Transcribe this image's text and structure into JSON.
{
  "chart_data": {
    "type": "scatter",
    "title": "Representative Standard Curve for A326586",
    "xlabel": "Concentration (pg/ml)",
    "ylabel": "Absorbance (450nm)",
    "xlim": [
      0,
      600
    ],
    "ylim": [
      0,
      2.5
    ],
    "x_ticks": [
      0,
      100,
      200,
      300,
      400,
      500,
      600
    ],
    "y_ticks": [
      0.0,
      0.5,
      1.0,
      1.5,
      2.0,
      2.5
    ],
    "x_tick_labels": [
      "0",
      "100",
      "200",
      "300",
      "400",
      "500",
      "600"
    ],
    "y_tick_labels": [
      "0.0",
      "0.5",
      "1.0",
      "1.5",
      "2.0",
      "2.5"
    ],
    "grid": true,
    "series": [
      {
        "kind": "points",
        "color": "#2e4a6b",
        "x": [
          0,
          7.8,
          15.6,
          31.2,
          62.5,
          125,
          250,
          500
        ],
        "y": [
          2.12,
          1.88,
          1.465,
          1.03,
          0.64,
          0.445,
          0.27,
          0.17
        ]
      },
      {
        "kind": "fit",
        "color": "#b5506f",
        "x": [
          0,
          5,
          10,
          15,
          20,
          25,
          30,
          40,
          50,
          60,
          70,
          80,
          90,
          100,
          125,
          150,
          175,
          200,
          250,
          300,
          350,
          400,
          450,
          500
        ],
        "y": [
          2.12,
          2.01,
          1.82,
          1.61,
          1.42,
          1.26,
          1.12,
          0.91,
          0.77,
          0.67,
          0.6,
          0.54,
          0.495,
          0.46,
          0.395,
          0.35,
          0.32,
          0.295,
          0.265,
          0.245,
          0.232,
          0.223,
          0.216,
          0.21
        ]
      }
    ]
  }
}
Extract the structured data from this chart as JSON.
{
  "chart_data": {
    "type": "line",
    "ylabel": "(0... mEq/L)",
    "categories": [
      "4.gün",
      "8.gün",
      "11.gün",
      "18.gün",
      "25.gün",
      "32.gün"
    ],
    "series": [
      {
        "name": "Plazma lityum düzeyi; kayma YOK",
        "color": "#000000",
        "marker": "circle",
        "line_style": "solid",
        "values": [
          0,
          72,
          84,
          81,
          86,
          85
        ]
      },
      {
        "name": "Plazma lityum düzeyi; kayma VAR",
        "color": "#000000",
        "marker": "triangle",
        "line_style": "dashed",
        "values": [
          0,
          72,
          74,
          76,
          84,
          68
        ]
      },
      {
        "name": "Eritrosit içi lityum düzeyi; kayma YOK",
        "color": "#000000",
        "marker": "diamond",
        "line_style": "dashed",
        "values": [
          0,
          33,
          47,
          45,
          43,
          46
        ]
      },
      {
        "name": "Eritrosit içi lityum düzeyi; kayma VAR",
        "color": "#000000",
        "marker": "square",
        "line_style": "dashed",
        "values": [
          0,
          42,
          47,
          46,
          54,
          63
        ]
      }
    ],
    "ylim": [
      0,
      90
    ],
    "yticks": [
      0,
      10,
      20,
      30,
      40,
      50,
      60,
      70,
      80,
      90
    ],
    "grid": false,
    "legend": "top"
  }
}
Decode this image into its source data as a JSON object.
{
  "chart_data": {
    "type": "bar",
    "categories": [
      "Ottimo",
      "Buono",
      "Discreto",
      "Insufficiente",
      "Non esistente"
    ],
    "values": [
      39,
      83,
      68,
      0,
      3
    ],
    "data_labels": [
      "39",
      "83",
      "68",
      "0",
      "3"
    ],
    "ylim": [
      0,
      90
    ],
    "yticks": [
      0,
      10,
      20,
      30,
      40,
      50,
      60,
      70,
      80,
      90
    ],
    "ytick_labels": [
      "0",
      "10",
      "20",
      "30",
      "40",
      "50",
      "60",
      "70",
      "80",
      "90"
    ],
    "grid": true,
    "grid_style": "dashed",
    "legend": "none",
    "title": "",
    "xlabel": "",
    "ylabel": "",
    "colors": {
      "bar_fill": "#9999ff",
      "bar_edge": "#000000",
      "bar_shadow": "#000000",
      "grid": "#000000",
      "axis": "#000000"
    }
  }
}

## WORK INSTRUCTIONS
Return each line among the entries that holds the word "lityum".

## RESPONSE TO THIS EXERCISE
        "name": "Plazma lityum düzeyi; kayma YOK",
        "name": "Plazma lityum düzeyi; kayma VAR",
        "name": "Eritrosit içi lityum düzeyi; kayma YOK",
        "name": "Eritrosit içi lityum düzeyi; kayma VAR",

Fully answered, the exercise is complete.